──────── Provided records
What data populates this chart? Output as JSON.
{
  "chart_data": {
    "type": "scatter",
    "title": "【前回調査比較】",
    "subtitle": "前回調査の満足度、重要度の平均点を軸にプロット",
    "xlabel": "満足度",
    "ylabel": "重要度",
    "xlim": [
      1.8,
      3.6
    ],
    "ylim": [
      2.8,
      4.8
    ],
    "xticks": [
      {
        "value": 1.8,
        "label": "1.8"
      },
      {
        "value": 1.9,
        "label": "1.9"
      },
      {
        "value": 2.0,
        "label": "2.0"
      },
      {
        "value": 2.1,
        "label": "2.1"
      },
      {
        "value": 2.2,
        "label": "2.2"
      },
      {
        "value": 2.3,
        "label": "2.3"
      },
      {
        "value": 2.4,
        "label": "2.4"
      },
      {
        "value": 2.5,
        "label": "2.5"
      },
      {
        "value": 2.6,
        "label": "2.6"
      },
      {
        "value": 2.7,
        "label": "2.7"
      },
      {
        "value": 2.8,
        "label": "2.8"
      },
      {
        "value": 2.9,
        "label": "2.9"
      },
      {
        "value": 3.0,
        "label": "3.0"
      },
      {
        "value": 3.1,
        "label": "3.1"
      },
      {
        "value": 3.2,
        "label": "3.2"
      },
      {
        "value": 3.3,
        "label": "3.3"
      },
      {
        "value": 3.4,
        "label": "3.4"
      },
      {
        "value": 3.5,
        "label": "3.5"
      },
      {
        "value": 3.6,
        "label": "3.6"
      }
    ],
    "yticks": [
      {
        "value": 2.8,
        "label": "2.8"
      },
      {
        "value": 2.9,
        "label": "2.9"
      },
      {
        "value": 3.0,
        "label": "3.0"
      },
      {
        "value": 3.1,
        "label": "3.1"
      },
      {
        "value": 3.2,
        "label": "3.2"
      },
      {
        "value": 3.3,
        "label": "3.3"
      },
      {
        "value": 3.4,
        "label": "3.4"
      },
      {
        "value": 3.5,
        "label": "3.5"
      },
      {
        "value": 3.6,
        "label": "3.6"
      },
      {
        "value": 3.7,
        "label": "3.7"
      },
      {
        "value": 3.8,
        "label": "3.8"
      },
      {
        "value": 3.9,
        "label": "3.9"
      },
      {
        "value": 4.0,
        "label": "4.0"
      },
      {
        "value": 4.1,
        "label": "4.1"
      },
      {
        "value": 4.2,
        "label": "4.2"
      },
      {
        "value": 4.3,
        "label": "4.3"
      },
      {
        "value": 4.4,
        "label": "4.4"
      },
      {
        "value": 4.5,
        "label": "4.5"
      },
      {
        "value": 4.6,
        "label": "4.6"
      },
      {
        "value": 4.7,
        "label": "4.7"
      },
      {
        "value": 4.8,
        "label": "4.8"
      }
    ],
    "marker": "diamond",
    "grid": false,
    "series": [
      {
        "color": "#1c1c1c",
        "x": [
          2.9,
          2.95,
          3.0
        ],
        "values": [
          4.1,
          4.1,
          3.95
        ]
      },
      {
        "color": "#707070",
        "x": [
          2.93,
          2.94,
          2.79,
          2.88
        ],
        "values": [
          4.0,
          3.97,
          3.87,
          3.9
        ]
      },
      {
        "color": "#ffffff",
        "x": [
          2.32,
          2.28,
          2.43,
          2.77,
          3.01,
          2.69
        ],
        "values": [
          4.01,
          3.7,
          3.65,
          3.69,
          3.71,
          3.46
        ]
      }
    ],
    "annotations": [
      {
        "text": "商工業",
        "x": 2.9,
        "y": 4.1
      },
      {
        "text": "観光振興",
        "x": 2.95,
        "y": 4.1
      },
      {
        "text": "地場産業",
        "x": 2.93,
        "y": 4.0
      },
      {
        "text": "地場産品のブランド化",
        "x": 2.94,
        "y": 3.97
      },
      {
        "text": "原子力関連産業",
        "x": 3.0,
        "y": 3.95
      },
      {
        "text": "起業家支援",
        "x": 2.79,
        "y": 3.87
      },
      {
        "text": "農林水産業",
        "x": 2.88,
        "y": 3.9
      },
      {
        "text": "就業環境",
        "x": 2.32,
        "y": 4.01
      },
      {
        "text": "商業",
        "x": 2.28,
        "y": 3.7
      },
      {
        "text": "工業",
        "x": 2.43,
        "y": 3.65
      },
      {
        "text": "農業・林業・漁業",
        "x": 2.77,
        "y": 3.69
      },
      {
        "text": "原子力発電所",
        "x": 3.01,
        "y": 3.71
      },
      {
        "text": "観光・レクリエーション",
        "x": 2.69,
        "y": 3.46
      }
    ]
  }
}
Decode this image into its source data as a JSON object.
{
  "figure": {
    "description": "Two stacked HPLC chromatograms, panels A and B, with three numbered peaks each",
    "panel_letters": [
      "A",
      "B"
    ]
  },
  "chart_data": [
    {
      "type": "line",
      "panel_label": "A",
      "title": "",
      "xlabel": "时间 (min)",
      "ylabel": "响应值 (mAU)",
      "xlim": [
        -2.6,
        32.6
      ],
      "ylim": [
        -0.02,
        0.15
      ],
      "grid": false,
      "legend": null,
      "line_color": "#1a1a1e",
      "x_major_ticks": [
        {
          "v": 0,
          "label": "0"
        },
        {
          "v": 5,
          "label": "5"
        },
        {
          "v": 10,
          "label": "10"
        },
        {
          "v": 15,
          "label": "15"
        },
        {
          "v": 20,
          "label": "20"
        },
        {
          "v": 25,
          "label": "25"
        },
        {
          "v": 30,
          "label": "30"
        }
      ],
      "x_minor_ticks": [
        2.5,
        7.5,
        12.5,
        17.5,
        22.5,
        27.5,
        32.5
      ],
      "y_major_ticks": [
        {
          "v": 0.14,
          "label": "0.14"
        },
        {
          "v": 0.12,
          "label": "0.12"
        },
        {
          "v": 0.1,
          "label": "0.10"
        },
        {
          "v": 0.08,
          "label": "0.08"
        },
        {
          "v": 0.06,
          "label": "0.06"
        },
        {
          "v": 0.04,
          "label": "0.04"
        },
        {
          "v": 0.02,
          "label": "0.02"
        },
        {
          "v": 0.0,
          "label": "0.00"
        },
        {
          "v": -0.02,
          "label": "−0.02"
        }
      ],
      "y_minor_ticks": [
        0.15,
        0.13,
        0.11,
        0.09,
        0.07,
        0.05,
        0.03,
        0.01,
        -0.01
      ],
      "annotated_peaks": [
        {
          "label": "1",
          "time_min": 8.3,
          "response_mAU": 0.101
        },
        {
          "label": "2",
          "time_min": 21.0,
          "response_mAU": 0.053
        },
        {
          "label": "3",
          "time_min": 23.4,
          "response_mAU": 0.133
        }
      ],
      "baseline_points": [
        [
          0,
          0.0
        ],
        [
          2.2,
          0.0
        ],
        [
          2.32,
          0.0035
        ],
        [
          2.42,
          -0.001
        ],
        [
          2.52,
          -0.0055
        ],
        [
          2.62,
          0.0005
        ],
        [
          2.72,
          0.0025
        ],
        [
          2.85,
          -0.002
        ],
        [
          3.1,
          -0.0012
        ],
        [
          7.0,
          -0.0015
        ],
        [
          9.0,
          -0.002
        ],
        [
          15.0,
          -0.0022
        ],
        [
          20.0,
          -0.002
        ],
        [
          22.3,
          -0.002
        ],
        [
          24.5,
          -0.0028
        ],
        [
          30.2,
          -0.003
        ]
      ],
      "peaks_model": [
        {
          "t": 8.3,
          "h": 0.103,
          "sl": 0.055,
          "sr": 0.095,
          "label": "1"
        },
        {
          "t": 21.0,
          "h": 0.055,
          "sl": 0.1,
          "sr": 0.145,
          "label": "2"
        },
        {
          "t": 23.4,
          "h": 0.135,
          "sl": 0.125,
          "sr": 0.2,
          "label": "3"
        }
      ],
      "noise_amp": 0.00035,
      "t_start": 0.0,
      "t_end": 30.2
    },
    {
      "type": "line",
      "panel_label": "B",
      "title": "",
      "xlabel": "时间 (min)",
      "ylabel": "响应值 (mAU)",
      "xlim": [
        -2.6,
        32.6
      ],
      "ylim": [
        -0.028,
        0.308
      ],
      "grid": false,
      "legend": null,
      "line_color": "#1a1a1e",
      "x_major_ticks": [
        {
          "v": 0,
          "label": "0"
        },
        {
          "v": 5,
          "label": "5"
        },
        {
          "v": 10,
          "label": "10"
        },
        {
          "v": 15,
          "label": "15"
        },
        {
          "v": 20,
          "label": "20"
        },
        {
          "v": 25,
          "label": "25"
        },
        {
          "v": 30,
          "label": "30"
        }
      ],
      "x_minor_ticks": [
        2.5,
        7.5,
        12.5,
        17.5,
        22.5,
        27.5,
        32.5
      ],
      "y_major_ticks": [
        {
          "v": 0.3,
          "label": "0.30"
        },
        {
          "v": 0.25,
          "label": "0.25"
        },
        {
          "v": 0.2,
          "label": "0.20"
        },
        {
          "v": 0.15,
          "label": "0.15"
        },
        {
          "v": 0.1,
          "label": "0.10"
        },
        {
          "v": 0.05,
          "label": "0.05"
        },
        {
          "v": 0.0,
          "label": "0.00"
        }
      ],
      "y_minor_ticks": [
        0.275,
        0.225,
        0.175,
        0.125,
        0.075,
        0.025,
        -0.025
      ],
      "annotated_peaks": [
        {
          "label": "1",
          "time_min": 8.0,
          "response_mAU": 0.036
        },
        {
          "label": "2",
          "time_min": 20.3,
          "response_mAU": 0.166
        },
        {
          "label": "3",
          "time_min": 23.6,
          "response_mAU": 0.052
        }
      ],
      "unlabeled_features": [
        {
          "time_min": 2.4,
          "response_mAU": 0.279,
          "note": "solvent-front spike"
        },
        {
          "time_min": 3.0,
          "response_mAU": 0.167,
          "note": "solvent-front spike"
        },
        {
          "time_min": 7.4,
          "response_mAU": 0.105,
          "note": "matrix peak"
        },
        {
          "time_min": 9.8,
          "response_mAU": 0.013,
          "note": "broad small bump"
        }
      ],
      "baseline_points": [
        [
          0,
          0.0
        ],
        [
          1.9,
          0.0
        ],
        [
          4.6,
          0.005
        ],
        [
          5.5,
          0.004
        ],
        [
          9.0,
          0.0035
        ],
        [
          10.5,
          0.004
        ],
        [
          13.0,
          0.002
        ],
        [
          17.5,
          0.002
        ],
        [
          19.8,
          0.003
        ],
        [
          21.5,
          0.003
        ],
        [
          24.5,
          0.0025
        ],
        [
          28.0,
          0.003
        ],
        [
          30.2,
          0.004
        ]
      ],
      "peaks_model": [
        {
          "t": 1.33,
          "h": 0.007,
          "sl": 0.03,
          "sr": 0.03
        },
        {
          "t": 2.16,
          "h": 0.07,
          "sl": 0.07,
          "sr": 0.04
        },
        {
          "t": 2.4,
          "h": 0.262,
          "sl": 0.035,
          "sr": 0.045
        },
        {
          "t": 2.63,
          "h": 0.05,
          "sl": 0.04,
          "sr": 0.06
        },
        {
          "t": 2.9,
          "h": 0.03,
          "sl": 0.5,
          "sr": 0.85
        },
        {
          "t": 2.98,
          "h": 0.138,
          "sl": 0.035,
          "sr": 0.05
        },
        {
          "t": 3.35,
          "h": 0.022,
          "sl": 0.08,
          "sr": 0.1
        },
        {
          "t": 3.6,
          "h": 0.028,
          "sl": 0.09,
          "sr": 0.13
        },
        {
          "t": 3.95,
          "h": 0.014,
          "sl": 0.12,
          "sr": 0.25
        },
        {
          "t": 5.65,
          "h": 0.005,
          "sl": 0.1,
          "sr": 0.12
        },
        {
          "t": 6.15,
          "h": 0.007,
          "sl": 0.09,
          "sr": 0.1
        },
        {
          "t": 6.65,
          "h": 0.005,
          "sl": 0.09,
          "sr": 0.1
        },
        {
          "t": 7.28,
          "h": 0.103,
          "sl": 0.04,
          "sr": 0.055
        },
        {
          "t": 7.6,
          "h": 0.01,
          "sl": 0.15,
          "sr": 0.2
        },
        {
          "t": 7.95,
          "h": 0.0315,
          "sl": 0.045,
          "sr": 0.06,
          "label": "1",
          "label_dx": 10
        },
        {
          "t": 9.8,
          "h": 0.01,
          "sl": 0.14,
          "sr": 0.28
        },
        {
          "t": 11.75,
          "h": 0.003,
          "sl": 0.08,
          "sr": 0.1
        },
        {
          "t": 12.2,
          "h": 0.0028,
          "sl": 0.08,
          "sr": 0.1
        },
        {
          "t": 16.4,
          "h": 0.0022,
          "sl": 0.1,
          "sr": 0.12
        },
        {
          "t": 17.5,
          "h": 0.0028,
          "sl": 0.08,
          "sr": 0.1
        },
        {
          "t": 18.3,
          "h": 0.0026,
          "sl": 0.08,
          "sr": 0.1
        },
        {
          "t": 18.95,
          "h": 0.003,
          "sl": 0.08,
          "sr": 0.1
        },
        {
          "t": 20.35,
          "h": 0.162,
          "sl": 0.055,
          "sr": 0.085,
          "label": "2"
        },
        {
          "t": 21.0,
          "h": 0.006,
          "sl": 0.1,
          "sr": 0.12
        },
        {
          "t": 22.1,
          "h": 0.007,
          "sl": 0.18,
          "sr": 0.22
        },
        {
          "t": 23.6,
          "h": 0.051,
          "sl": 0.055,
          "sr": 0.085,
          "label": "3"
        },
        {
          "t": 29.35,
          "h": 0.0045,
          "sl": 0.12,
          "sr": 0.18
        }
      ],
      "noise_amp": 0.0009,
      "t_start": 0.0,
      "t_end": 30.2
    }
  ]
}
────────────────
Given exercise:
Gather all lines from the records above in which "this" appears.

Reply:
What data populates this chart? Output as JSON.
Decode this image into its source data as a JSON object.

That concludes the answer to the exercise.